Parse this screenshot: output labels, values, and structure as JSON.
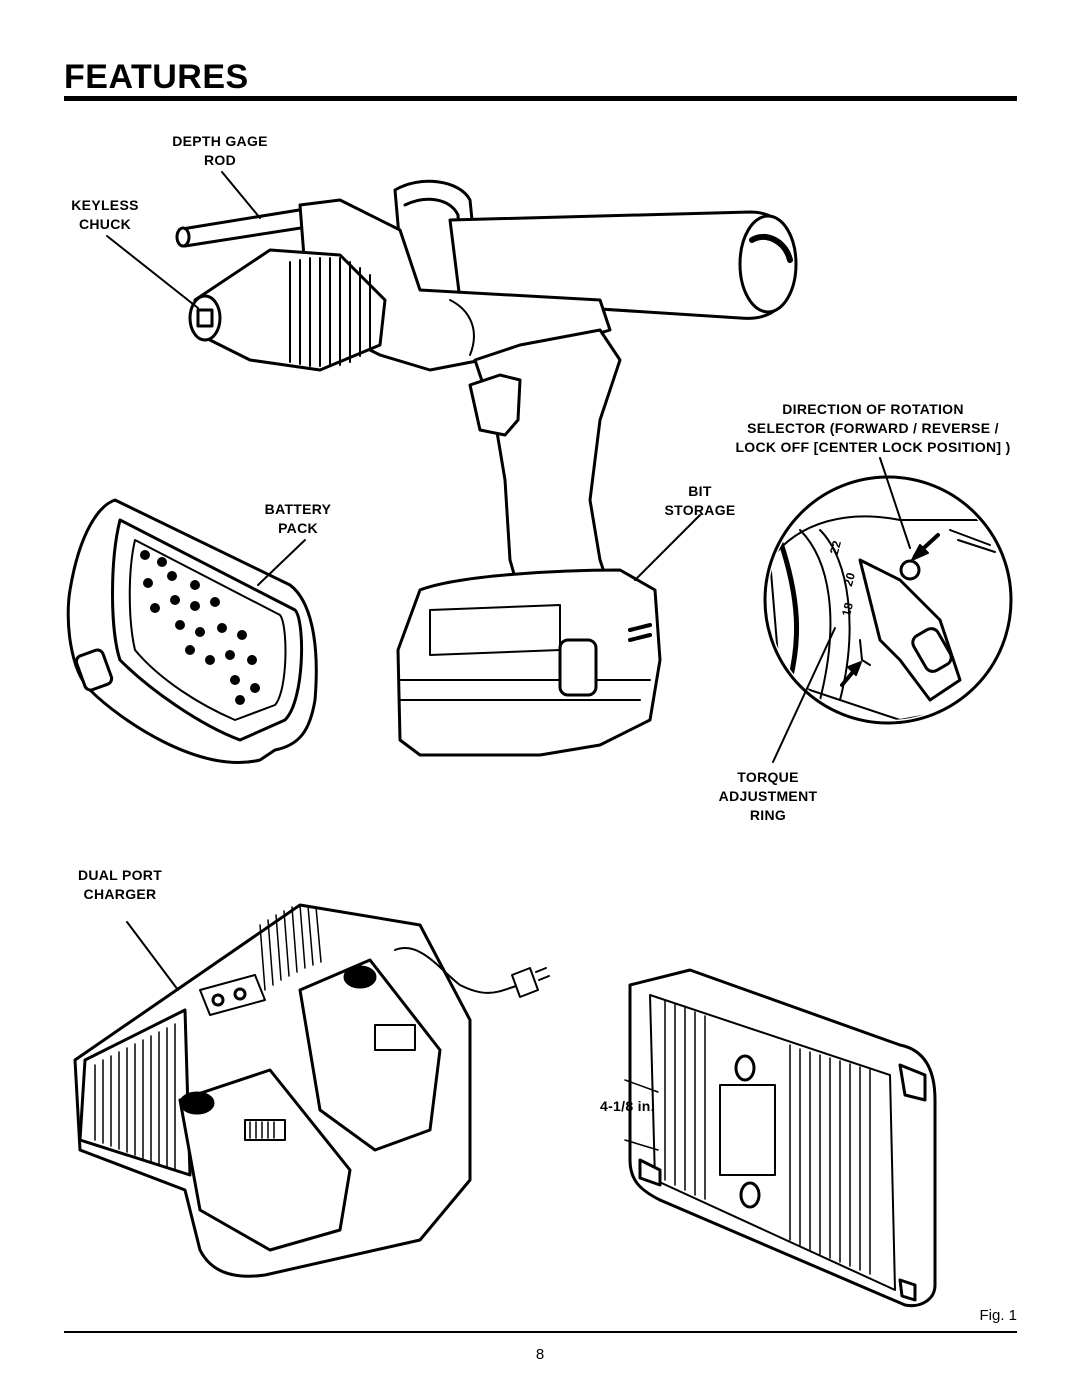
{
  "page": {
    "title": "FEATURES",
    "fig_label": "Fig. 1",
    "page_number": "8"
  },
  "callouts": {
    "depth_gage_rod": [
      "DEPTH GAGE",
      "ROD"
    ],
    "keyless_chuck": [
      "KEYLESS",
      "CHUCK"
    ],
    "battery_pack": [
      "BATTERY",
      "PACK"
    ],
    "bit_storage": [
      "BIT",
      "STORAGE"
    ],
    "direction_selector": [
      "DIRECTION OF ROTATION",
      "SELECTOR (FORWARD / REVERSE /",
      "LOCK OFF [CENTER LOCK POSITION] )"
    ],
    "torque_ring": [
      "TORQUE",
      "ADJUSTMENT",
      "RING"
    ],
    "dual_port_charger": [
      "DUAL PORT",
      "CHARGER"
    ],
    "mount_spacing": "4-1/8 in."
  },
  "torque_scale": [
    "18",
    "20",
    "22"
  ]
}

================================

Retype the records exactly. Any image in them should not appear in what you write.

[Finished task]
Parse this screenshot: output labels, values, and structure as JSON.
{
  "page": {
    "title": "FEATURES",
    "fig_label": "Fig. 1",
    "page_number": "8"
  },
  "callouts": {
    "depth_gage_rod": [
      "DEPTH GAGE",
      "ROD"
    ],
    "keyless_chuck": [
      "KEYLESS",
      "CHUCK"
    ],
    "battery_pack": [
      "BATTERY",
      "PACK"
    ],
    "bit_storage": [
      "BIT",
      "STORAGE"
    ],
    "direction_selector": [
      "DIRECTION OF ROTATION",
      "SELECTOR (FORWARD / REVERSE /",
      "LOCK OFF [CENTER LOCK POSITION] )"
    ],
    "torque_ring": [
      "TORQUE",
      "ADJUSTMENT",
      "RING"
    ],
    "dual_port_charger": [
      "DUAL PORT",
      "CHARGER"
    ],
    "mount_spacing": "4-1/8 in."
  },
  "torque_scale": [
    "18",
    "20",
    "22"
  ]
}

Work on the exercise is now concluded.